Find each line holding "JSON" and copy it out.

━━ ITEMS ━━

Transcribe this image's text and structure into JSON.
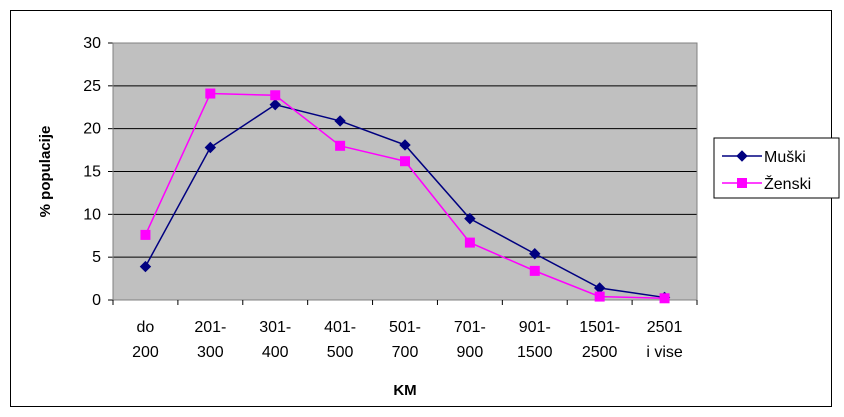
{
  "chart_data": {
    "type": "line",
    "xlabel": "KM",
    "ylabel": "% populacije",
    "ylim": [
      0,
      30
    ],
    "ytick_step": 5,
    "grid": true,
    "legend_position": "right",
    "categories": [
      [
        "do",
        "200"
      ],
      [
        "201-",
        "300"
      ],
      [
        "301-",
        "400"
      ],
      [
        "401-",
        "500"
      ],
      [
        "501-",
        "700"
      ],
      [
        "701-",
        "900"
      ],
      [
        "901-",
        "1500"
      ],
      [
        "1501-",
        "2500"
      ],
      [
        "2501",
        "i vise"
      ]
    ],
    "series": [
      {
        "name": "Muški",
        "color": "#000080",
        "marker": "diamond",
        "values": [
          3.9,
          17.8,
          22.8,
          20.9,
          18.1,
          9.5,
          5.4,
          1.4,
          0.3
        ]
      },
      {
        "name": "Ženski",
        "color": "#FF00FF",
        "marker": "square",
        "values": [
          7.6,
          24.1,
          23.9,
          18.0,
          16.2,
          6.7,
          3.4,
          0.4,
          0.2
        ]
      }
    ],
    "colors": {
      "plot_background": "#C0C0C0",
      "gridline": "#000000"
    }
  }
}
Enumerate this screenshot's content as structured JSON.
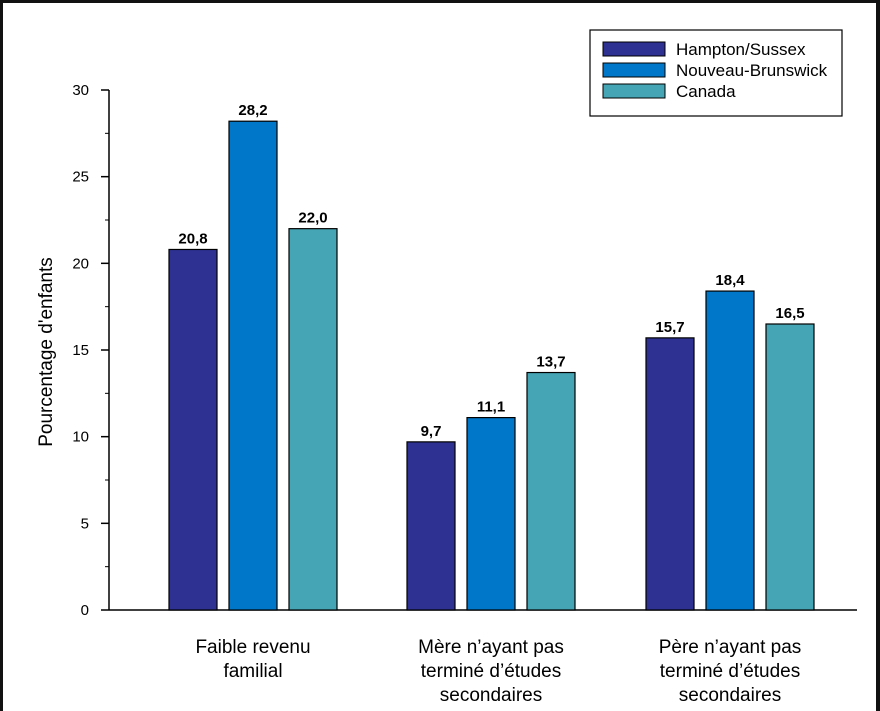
{
  "chart_data": {
    "type": "bar",
    "ylabel": "Pourcentage d'enfants",
    "ylim": [
      0,
      30
    ],
    "yticks": [
      0,
      5,
      10,
      15,
      20,
      25,
      30
    ],
    "grid": false,
    "legend_position": "top-right",
    "categories": [
      [
        "Faible revenu",
        "familial"
      ],
      [
        "Mère n’ayant pas",
        "terminé d’études",
        "secondaires"
      ],
      [
        "Père n’ayant pas",
        "terminé d’études",
        "secondaires"
      ]
    ],
    "series": [
      {
        "name": "Hampton/Sussex",
        "color": "#2e3192",
        "values": [
          20.8,
          9.7,
          15.7
        ],
        "labels": [
          "20,8",
          "9,7",
          "15,7"
        ]
      },
      {
        "name": "Nouveau-Brunswick",
        "color": "#0077c8",
        "values": [
          28.2,
          11.1,
          18.4
        ],
        "labels": [
          "28,2",
          "11,1",
          "18,4"
        ]
      },
      {
        "name": "Canada",
        "color": "#45a5b4",
        "values": [
          22.0,
          13.7,
          16.5
        ],
        "labels": [
          "22,0",
          "13,7",
          "16,5"
        ]
      }
    ]
  }
}
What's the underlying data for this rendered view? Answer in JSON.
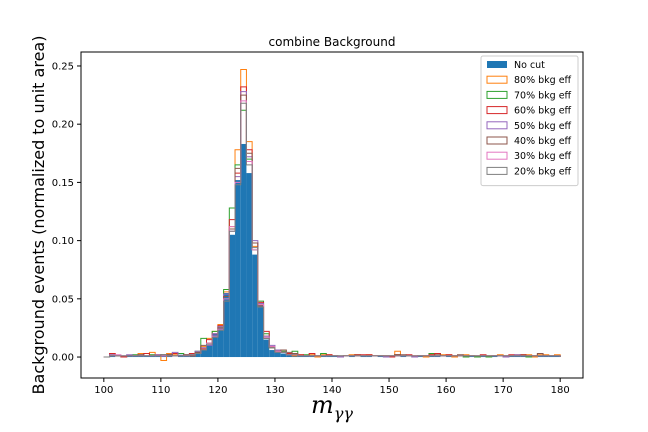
{
  "chart_data": {
    "type": "histogram",
    "title": "combine Background",
    "xlabel_main": "m",
    "xlabel_sub": "γγ",
    "ylabel": "Background events (normalized to unit area)",
    "xlim": [
      96,
      184
    ],
    "ylim": [
      -0.018,
      0.262
    ],
    "x_ticks": [
      {
        "v": 100,
        "label": "100"
      },
      {
        "v": 110,
        "label": "110"
      },
      {
        "v": 120,
        "label": "120"
      },
      {
        "v": 130,
        "label": "130"
      },
      {
        "v": 140,
        "label": "140"
      },
      {
        "v": 150,
        "label": "150"
      },
      {
        "v": 160,
        "label": "160"
      },
      {
        "v": 170,
        "label": "170"
      },
      {
        "v": 180,
        "label": "180"
      }
    ],
    "y_ticks": [
      {
        "v": 0.0,
        "label": "0.00"
      },
      {
        "v": 0.05,
        "label": "0.05"
      },
      {
        "v": 0.1,
        "label": "0.10"
      },
      {
        "v": 0.15,
        "label": "0.15"
      },
      {
        "v": 0.2,
        "label": "0.20"
      },
      {
        "v": 0.25,
        "label": "0.25"
      }
    ],
    "legend_position": "top-right",
    "bin_width": 1,
    "bin_edges_start": 100,
    "series": [
      {
        "name": "No cut",
        "style": "filled",
        "color": "#1f77b4",
        "values": [
          0,
          0.001,
          0,
          0.001,
          0.002,
          0.001,
          0.001,
          0.001,
          0.001,
          0.001,
          0.002,
          0.001,
          0,
          0.002,
          0.001,
          0.002,
          0.004,
          0.006,
          0.01,
          0.02,
          0.025,
          0.055,
          0.105,
          0.152,
          0.183,
          0.158,
          0.088,
          0.045,
          0.015,
          0.006,
          0.004,
          0.003,
          0.002,
          0.001,
          0.001,
          0.001,
          0.001,
          0.001,
          0.001,
          0.001,
          0.001,
          0,
          0,
          0.001,
          0,
          0.001,
          0.001,
          0,
          0.001,
          0.001,
          0.001,
          0,
          0.001,
          0,
          0.001,
          0.001,
          0,
          0.001,
          0.001,
          0,
          0.001,
          0.001,
          0,
          0.001,
          0.001,
          0,
          0.001,
          0.001,
          0.001,
          0,
          0,
          0.001,
          0.001,
          0.001,
          0.001,
          0.001,
          0.001,
          0.001,
          0.001,
          0.001
        ]
      },
      {
        "name": "80% bkg eff",
        "style": "step",
        "color": "#ff7f0e",
        "values": [
          0,
          0.002,
          0.001,
          0,
          0.001,
          0.001,
          0.003,
          0.001,
          0.004,
          0.001,
          -0.003,
          0.003,
          0.002,
          0.003,
          0.001,
          0.001,
          0.003,
          0.009,
          0.016,
          0.022,
          0.028,
          0.056,
          0.112,
          0.178,
          0.247,
          0.185,
          0.095,
          0.045,
          0.018,
          0.009,
          0.005,
          0.004,
          0.003,
          0.001,
          0.002,
          0.001,
          0.002,
          0,
          0.002,
          0.002,
          0.001,
          0,
          0.001,
          0.002,
          0.001,
          0.001,
          0.002,
          0.001,
          0.001,
          0.001,
          0.001,
          0.005,
          0.001,
          0.001,
          0.001,
          0.001,
          0,
          0.002,
          0.003,
          0.002,
          0.002,
          0,
          0.001,
          0.002,
          0.001,
          0,
          0.001,
          0.001,
          0.001,
          0.002,
          0,
          0.001,
          0.002,
          0.001,
          0.002,
          0,
          0.002,
          0.002,
          0.001,
          0.002
        ]
      },
      {
        "name": "70% bkg eff",
        "style": "step",
        "color": "#2ca02c",
        "values": [
          0,
          0.001,
          0.001,
          0,
          0.001,
          0.002,
          0.001,
          0.001,
          0.002,
          0.001,
          0.002,
          0.002,
          0.001,
          0.003,
          0.001,
          0.002,
          0.005,
          0.016,
          0.012,
          0.022,
          0.026,
          0.058,
          0.128,
          0.165,
          0.212,
          0.17,
          0.092,
          0.048,
          0.02,
          0.008,
          0.005,
          0.005,
          0.002,
          0.005,
          0.001,
          0.002,
          0.001,
          0.001,
          0.003,
          0.001,
          0.001,
          0.001,
          0.001,
          0.001,
          0.002,
          0.001,
          0.001,
          0.001,
          0.001,
          0.001,
          0.001,
          0.002,
          0.001,
          0.001,
          0,
          0.001,
          0.001,
          0.003,
          0.003,
          0.001,
          0.001,
          0.001,
          0.001,
          0,
          0.001,
          0,
          0.001,
          0,
          0.001,
          0.001,
          0.001,
          0.001,
          0.001,
          0.002,
          0,
          0.001,
          0.001,
          0.001,
          0.001,
          0.001
        ]
      },
      {
        "name": "60% bkg eff",
        "style": "step",
        "color": "#d62728",
        "values": [
          0,
          0.003,
          0.001,
          0,
          0.001,
          0.001,
          0.001,
          0.003,
          0.001,
          0.002,
          0.001,
          0.002,
          0.003,
          0.001,
          0.001,
          0.003,
          0.003,
          0.007,
          0.015,
          0.02,
          0.027,
          0.052,
          0.118,
          0.158,
          0.232,
          0.178,
          0.098,
          0.047,
          0.022,
          0.009,
          0.005,
          0.004,
          0.003,
          0.002,
          0.002,
          0.001,
          0.003,
          0.001,
          0.001,
          0.002,
          0.001,
          0,
          0.001,
          0.001,
          0.002,
          0.002,
          0.002,
          0.001,
          0.001,
          0.001,
          0,
          0.002,
          0.001,
          0.002,
          0.001,
          0.001,
          0.001,
          0.002,
          0.003,
          0.001,
          0.002,
          0.001,
          0.001,
          0.001,
          0.001,
          0.001,
          0.002,
          0.001,
          0.001,
          0.001,
          0.001,
          0.002,
          0.001,
          0.002,
          0.001,
          0.001,
          0.001,
          0.001,
          0.001,
          0.001
        ]
      },
      {
        "name": "50% bkg eff",
        "style": "step",
        "color": "#9467bd",
        "values": [
          0,
          0.002,
          0.001,
          0.001,
          0.002,
          0.001,
          0.002,
          0.001,
          0.001,
          0.002,
          0.001,
          0.001,
          0.004,
          0.001,
          0.002,
          0.002,
          0.005,
          0.008,
          0.01,
          0.02,
          0.026,
          0.054,
          0.108,
          0.155,
          0.228,
          0.172,
          0.1,
          0.046,
          0.018,
          0.01,
          0.006,
          0.004,
          0.002,
          0.003,
          0.001,
          0.001,
          0.001,
          0.001,
          0.001,
          0.001,
          0.001,
          0,
          0.001,
          0.001,
          0.001,
          0.001,
          0.001,
          0.001,
          0.001,
          0,
          0.001,
          0.001,
          0.001,
          0.001,
          0,
          0.001,
          0.001,
          0.001,
          0.001,
          0.001,
          0.001,
          0.001,
          0.001,
          0.001,
          0.001,
          0.001,
          0.001,
          0.001,
          0.001,
          0.001,
          0,
          0.001,
          0.002,
          0.001,
          0.001,
          0.001,
          0.001,
          0.001,
          0.001,
          0.001
        ]
      },
      {
        "name": "40% bkg eff",
        "style": "step",
        "color": "#8c564b",
        "values": [
          0,
          0.001,
          0.001,
          0.001,
          0.001,
          0.001,
          0.002,
          0.001,
          0.001,
          0.001,
          0.002,
          0.002,
          0.001,
          0.001,
          0.002,
          0.001,
          0.004,
          0.01,
          0.012,
          0.018,
          0.025,
          0.052,
          0.11,
          0.162,
          0.225,
          0.175,
          0.098,
          0.044,
          0.016,
          0.008,
          0.005,
          0.006,
          0.004,
          0.003,
          0.001,
          0.001,
          0.001,
          0.001,
          0.001,
          0.001,
          0.001,
          0.001,
          0.001,
          0.001,
          0.001,
          0.001,
          0.001,
          0.001,
          0.001,
          0.001,
          0.001,
          0.002,
          0.002,
          0.001,
          0.001,
          0.001,
          0.001,
          0.001,
          0.002,
          0.001,
          0.001,
          0.001,
          0.002,
          0.001,
          0.001,
          0.001,
          0.001,
          0.001,
          0.001,
          0.001,
          0.001,
          0.001,
          0.001,
          0.001,
          0.001,
          0.001,
          0.003,
          0.001,
          0.001,
          0.001
        ]
      },
      {
        "name": "30% bkg eff",
        "style": "step",
        "color": "#e377c2",
        "values": [
          0,
          0.001,
          0.002,
          0.001,
          0.001,
          0.001,
          0.001,
          0.001,
          0.001,
          0.001,
          0.001,
          0.001,
          0.001,
          0.001,
          0.001,
          0.002,
          0.003,
          0.006,
          0.012,
          0.018,
          0.024,
          0.05,
          0.112,
          0.15,
          0.22,
          0.168,
          0.092,
          0.045,
          0.017,
          0.009,
          0.005,
          0.004,
          0.002,
          0.002,
          0.001,
          0.001,
          0.001,
          0.001,
          0.001,
          0.001,
          0.001,
          0.001,
          0.001,
          0.001,
          0.001,
          0.001,
          0.001,
          0.001,
          0.001,
          0.001,
          0.001,
          0.001,
          0.001,
          0.001,
          0.001,
          0.001,
          0.001,
          0.001,
          0.001,
          0.001,
          0.001,
          0.001,
          0.001,
          0.001,
          0.001,
          0.001,
          0.001,
          0.001,
          0.001,
          0.001,
          0.001,
          0.001,
          0.001,
          0.001,
          0.001,
          0.001,
          0.001,
          0.001,
          0.001,
          0.001
        ]
      },
      {
        "name": "20% bkg eff",
        "style": "step",
        "color": "#7f7f7f",
        "values": [
          0,
          0.001,
          0.001,
          0.001,
          0.001,
          0.001,
          0.001,
          0.001,
          0.001,
          0.001,
          0.002,
          0.001,
          0.001,
          0.001,
          0.001,
          0.002,
          0.003,
          0.006,
          0.011,
          0.017,
          0.023,
          0.048,
          0.108,
          0.148,
          0.218,
          0.165,
          0.094,
          0.043,
          0.016,
          0.008,
          0.004,
          0.004,
          0.002,
          0.002,
          0.001,
          0.001,
          0.001,
          0.001,
          0.001,
          0.001,
          0.001,
          0.001,
          0.001,
          0.001,
          0.001,
          0.001,
          0.001,
          0.001,
          0.001,
          0.001,
          0.001,
          0.001,
          0.001,
          0.001,
          0.001,
          0.001,
          0.001,
          0.001,
          0.001,
          0.001,
          0.001,
          0.001,
          0.001,
          0.001,
          0.001,
          0.001,
          0.001,
          0.001,
          0.001,
          0.001,
          0.001,
          0.001,
          0.001,
          0.001,
          0.001,
          0.001,
          0.001,
          0.001,
          0.001,
          0.001
        ]
      }
    ]
  }
}
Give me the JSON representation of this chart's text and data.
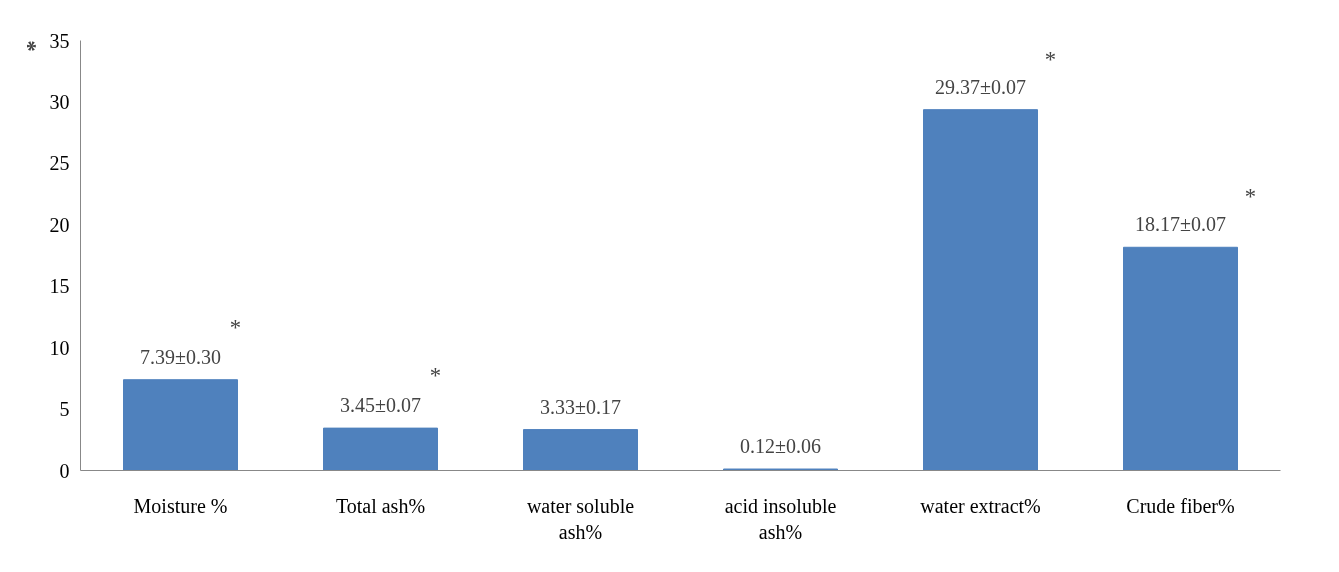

━━━

▶ [ANSWER FOR THIS EXERCISE]
Transcribe this image's text and structure into JSON.
Enumerate this screenshot's content as structured JSON.
What's the underlying data for this rendered view? Answer in JSON.
Give me the JSON representation of this chart's text and data.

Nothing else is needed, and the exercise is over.